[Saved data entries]
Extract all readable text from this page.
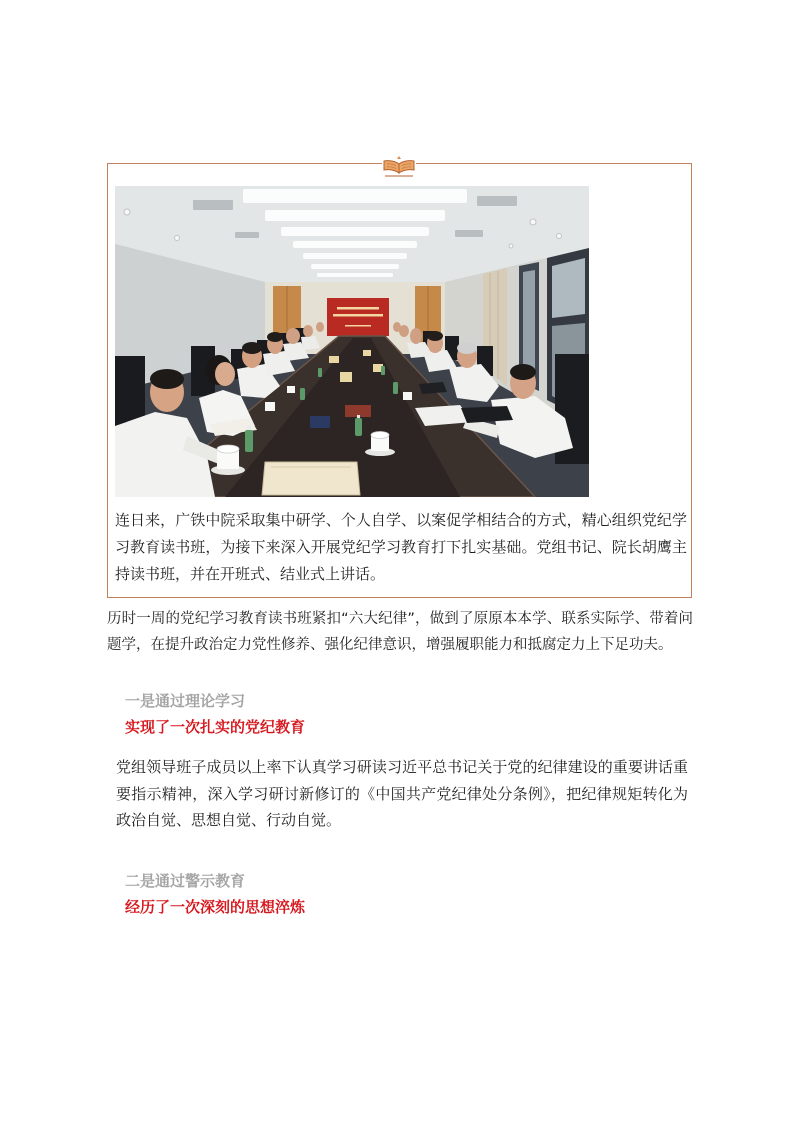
连日来，广铁中院采取集中研学、个人自学、以案促学相结合的方式，精心组织党纪学习教育读书班，为接下来深入开展党纪学习教育打下扎实基础。党组书记、院长胡鹰主持读书班，并在开班式、结业式上讲话。

历时一周的党纪学习教育读书班紧扣“六大纪律”，做到了原原本本学、联系实际学、带着问题学，在提升政治定力党性修养、强化纪律意识，增强履职能力和抵腐定力上下足功夫。

一是通过理论学习
实现了一次扎实的党纪教育

党组领导班子成员以上率下认真学习研读习近平总书记关于党的纪律建设的重要讲话重要指示精神，深入学习研讨新修订的《中国共产党纪律处分条例》，把纪律规矩转化为政治自觉、思想自觉、行动自觉。

二是通过警示教育
经历了一次深刻的思想淬炼
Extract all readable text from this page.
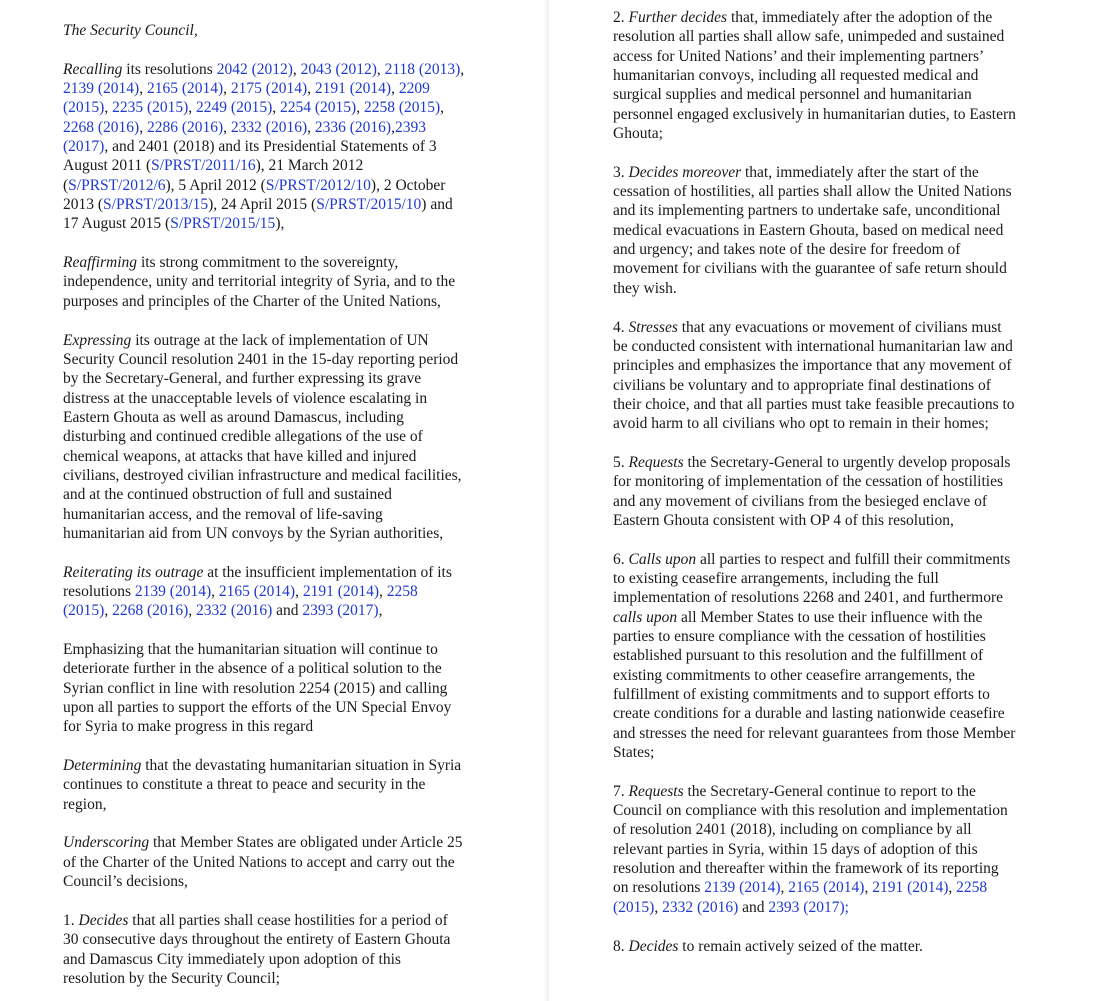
The Security Council,
Recalling its resolutions 2042 (2012), 2043 (2012), 2118 (2013),
2139 (2014), 2165 (2014), 2175 (2014), 2191 (2014), 2209
(2015), 2235 (2015), 2249 (2015), 2254 (2015), 2258 (2015),
2268 (2016), 2286 (2016), 2332 (2016), 2336 (2016),2393
(2017), and 2401 (2018) and its Presidential Statements of 3
August 2011 (S/PRST/2011/16), 21 March 2012
(S/PRST/2012/6), 5 April 2012 (S/PRST/2012/10), 2 October
2013 (S/PRST/2013/15), 24 April 2015 (S/PRST/2015/10) and
17 August 2015 (S/PRST/2015/15),
Reaffirming its strong commitment to the sovereignty,
independence, unity and territorial integrity of Syria, and to the
purposes and principles of the Charter of the United Nations,
Expressing its outrage at the lack of implementation of UN
Security Council resolution 2401 in the 15-day reporting period
by the Secretary-General, and further expressing its grave
distress at the unacceptable levels of violence escalating in
Eastern Ghouta as well as around Damascus, including
disturbing and continued credible allegations of the use of
chemical weapons, at attacks that have killed and injured
civilians, destroyed civilian infrastructure and medical facilities,
and at the continued obstruction of full and sustained
humanitarian access, and the removal of life-saving
humanitarian aid from UN convoys by the Syrian authorities,
Reiterating its outrage at the insufficient implementation of its
resolutions 2139 (2014), 2165 (2014), 2191 (2014), 2258
(2015), 2268 (2016), 2332 (2016) and 2393 (2017),
Emphasizing that the humanitarian situation will continue to
deteriorate further in the absence of a political solution to the
Syrian conflict in line with resolution 2254 (2015) and calling
upon all parties to support the efforts of the UN Special Envoy
for Syria to make progress in this regard
Determining that the devastating humanitarian situation in Syria
continues to constitute a threat to peace and security in the
region,
Underscoring that Member States are obligated under Article 25
of the Charter of the United Nations to accept and carry out the
Council’s decisions,
1. Decides that all parties shall cease hostilities for a period of
30 consecutive days throughout the entirety of Eastern Ghouta
and Damascus City immediately upon adoption of this
resolution by the Security Council;
2. Further decides that, immediately after the adoption of the
resolution all parties shall allow safe, unimpeded and sustained
access for United Nations’ and their implementing partners’
humanitarian convoys, including all requested medical and
surgical supplies and medical personnel and humanitarian
personnel engaged exclusively in humanitarian duties, to Eastern
Ghouta;
3. Decides moreover that, immediately after the start of the
cessation of hostilities, all parties shall allow the United Nations
and its implementing partners to undertake safe, unconditional
medical evacuations in Eastern Ghouta, based on medical need
and urgency; and takes note of the desire for freedom of
movement for civilians with the guarantee of safe return should
they wish.
4. Stresses that any evacuations or movement of civilians must
be conducted consistent with international humanitarian law and
principles and emphasizes the importance that any movement of
civilians be voluntary and to appropriate final destinations of
their choice, and that all parties must take feasible precautions to
avoid harm to all civilians who opt to remain in their homes;
5. Requests the Secretary-General to urgently develop proposals
for monitoring of implementation of the cessation of hostilities
and any movement of civilians from the besieged enclave of
Eastern Ghouta consistent with OP 4 of this resolution,
6. Calls upon all parties to respect and fulfill their commitments
to existing ceasefire arrangements, including the full
implementation of resolutions 2268 and 2401, and furthermore
calls upon all Member States to use their influence with the
parties to ensure compliance with the cessation of hostilities
established pursuant to this resolution and the fulfillment of
existing commitments to other ceasefire arrangements, the
fulfillment of existing commitments and to support efforts to
create conditions for a durable and lasting nationwide ceasefire
and stresses the need for relevant guarantees from those Member
States;
7. Requests the Secretary-General continue to report to the
Council on compliance with this resolution and implementation
of resolution 2401 (2018), including on compliance by all
relevant parties in Syria, within 15 days of adoption of this
resolution and thereafter within the framework of its reporting
on resolutions 2139 (2014), 2165 (2014), 2191 (2014), 2258
(2015), 2332 (2016) and 2393 (2017);
8. Decides to remain actively seized of the matter.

# Directions:
Using the listing above, show each line holding the string "upon".

# Answer to this task:
upon all parties to support the efforts of the UN Special Envoy
and Damascus City immediately upon adoption of this
6. Calls upon all parties to respect and fulfill their commitments
calls upon all Member States to use their influence with the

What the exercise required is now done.